[Entries from a dataset]
.....

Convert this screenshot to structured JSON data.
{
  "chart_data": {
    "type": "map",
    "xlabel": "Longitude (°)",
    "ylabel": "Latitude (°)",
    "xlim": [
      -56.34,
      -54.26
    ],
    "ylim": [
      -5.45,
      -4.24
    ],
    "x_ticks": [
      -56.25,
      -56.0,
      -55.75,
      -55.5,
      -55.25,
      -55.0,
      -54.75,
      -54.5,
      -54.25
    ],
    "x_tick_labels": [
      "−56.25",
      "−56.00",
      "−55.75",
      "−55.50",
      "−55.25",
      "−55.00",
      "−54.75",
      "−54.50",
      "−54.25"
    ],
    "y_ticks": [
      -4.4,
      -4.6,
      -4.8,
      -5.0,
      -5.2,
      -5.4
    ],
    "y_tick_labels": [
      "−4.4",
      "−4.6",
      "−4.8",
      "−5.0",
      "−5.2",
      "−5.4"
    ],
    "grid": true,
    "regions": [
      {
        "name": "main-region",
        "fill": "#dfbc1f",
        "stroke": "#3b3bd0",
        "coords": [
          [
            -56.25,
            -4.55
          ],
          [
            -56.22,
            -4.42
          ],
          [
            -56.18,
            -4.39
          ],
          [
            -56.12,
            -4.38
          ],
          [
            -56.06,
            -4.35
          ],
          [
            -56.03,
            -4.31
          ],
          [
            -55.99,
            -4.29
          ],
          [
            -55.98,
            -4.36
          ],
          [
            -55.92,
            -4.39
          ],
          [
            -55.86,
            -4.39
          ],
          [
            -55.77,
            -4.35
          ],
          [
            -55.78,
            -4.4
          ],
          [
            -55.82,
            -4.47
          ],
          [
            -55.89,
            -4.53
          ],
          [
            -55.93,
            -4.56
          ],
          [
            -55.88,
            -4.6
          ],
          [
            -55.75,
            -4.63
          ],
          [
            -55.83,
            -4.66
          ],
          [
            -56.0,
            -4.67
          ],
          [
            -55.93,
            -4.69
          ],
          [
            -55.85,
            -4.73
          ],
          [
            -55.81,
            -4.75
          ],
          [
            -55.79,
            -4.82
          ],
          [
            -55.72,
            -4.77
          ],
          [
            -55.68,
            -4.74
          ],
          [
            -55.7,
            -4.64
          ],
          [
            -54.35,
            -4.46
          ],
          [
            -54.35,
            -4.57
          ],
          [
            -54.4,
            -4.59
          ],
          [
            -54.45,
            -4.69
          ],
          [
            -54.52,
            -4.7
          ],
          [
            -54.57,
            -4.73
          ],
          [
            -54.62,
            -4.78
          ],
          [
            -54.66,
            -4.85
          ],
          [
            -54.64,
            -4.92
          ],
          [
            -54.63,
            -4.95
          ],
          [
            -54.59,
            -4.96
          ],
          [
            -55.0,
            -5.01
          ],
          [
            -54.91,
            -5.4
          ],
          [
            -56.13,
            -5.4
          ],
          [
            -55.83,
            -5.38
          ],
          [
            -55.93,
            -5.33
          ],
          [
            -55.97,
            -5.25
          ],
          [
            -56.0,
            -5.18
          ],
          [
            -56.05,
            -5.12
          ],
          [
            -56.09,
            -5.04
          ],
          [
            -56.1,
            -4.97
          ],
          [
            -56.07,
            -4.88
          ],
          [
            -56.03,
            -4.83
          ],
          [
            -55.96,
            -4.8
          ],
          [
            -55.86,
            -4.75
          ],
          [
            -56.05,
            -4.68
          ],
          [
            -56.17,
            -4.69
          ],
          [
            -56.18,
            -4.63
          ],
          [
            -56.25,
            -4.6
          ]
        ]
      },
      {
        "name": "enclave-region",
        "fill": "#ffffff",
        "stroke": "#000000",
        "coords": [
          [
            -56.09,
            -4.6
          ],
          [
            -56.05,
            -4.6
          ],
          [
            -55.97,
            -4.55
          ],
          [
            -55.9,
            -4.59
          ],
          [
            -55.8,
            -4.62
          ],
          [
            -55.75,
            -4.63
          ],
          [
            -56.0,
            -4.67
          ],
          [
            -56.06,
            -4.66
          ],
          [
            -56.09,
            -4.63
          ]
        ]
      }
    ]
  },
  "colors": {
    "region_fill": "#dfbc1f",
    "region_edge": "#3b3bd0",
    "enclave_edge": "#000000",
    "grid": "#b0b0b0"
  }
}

.....

### Your objective
Extract, word for word, each line of the listing above.

### The answer
Convert this screenshot to structured JSON data.
{
  "chart_data": {
    "type": "map",
    "xlabel": "Longitude (°)",
    "ylabel": "Latitude (°)",
    "xlim": [
      -56.34,
      -54.26
    ],
    "ylim": [
      -5.45,
      -4.24
    ],
    "x_ticks": [
      -56.25,
      -56.0,
      -55.75,
      -55.5,
      -55.25,
      -55.0,
      -54.75,
      -54.5,
      -54.25
    ],
    "x_tick_labels": [
      "−56.25",
      "−56.00",
      "−55.75",
      "−55.50",
      "−55.25",
      "−55.00",
      "−54.75",
      "−54.50",
      "−54.25"
    ],
    "y_ticks": [
      -4.4,
      -4.6,
      -4.8,
      -5.0,
      -5.2,
      -5.4
    ],
    "y_tick_labels": [
      "−4.4",
      "−4.6",
      "−4.8",
      "−5.0",
      "−5.2",
      "−5.4"
    ],
    "grid": true,
    "regions": [
      {
        "name": "main-region",
        "fill": "#dfbc1f",
        "stroke": "#3b3bd0",
        "coords": [
          [
            -56.25,
            -4.55
          ],
          [
            -56.22,
            -4.42
          ],
          [
            -56.18,
            -4.39
          ],
          [
            -56.12,
            -4.38
          ],
          [
            -56.06,
            -4.35
          ],
          [
            -56.03,
            -4.31
          ],
          [
            -55.99,
            -4.29
          ],
          [
            -55.98,
            -4.36
          ],
          [
            -55.92,
            -4.39
          ],
          [
            -55.86,
            -4.39
          ],
          [
            -55.77,
            -4.35
          ],
          [
            -55.78,
            -4.4
          ],
          [
            -55.82,
            -4.47
          ],
          [
            -55.89,
            -4.53
          ],
          [
            -55.93,
            -4.56
          ],
          [
            -55.88,
            -4.6
          ],
          [
            -55.75,
            -4.63
          ],
          [
            -55.83,
            -4.66
          ],
          [
            -56.0,
            -4.67
          ],
          [
            -55.93,
            -4.69
          ],
          [
            -55.85,
            -4.73
          ],
          [
            -55.81,
            -4.75
          ],
          [
            -55.79,
            -4.82
          ],
          [
            -55.72,
            -4.77
          ],
          [
            -55.68,
            -4.74
          ],
          [
            -55.7,
            -4.64
          ],
          [
            -54.35,
            -4.46
          ],
          [
            -54.35,
            -4.57
          ],
          [
            -54.4,
            -4.59
          ],
          [
            -54.45,
            -4.69
          ],
          [
            -54.52,
            -4.7
          ],
          [
            -54.57,
            -4.73
          ],
          [
            -54.62,
            -4.78
          ],
          [
            -54.66,
            -4.85
          ],
          [
            -54.64,
            -4.92
          ],
          [
            -54.63,
            -4.95
          ],
          [
            -54.59,
            -4.96
          ],
          [
            -55.0,
            -5.01
          ],
          [
            -54.91,
            -5.4
          ],
          [
            -56.13,
            -5.4
          ],
          [
            -55.83,
            -5.38
          ],
          [
            -55.93,
            -5.33
          ],
          [
            -55.97,
            -5.25
          ],
          [
            -56.0,
            -5.18
          ],
          [
            -56.05,
            -5.12
          ],
          [
            -56.09,
            -5.04
          ],
          [
            -56.1,
            -4.97
          ],
          [
            -56.07,
            -4.88
          ],
          [
            -56.03,
            -4.83
          ],
          [
            -55.96,
            -4.8
          ],
          [
            -55.86,
            -4.75
          ],
          [
            -56.05,
            -4.68
          ],
          [
            -56.17,
            -4.69
          ],
          [
            -56.18,
            -4.63
          ],
          [
            -56.25,
            -4.6
          ]
        ]
      },
      {
        "name": "enclave-region",
        "fill": "#ffffff",
        "stroke": "#000000",
        "coords": [
          [
            -56.09,
            -4.6
          ],
          [
            -56.05,
            -4.6
          ],
          [
            -55.97,
            -4.55
          ],
          [
            -55.9,
            -4.59
          ],
          [
            -55.8,
            -4.62
          ],
          [
            -55.75,
            -4.63
          ],
          [
            -56.0,
            -4.67
          ],
          [
            -56.06,
            -4.66
          ],
          [
            -56.09,
            -4.63
          ]
        ]
      }
    ]
  },
  "colors": {
    "region_fill": "#dfbc1f",
    "region_edge": "#3b3bd0",
    "enclave_edge": "#000000",
    "grid": "#b0b0b0"
  }
}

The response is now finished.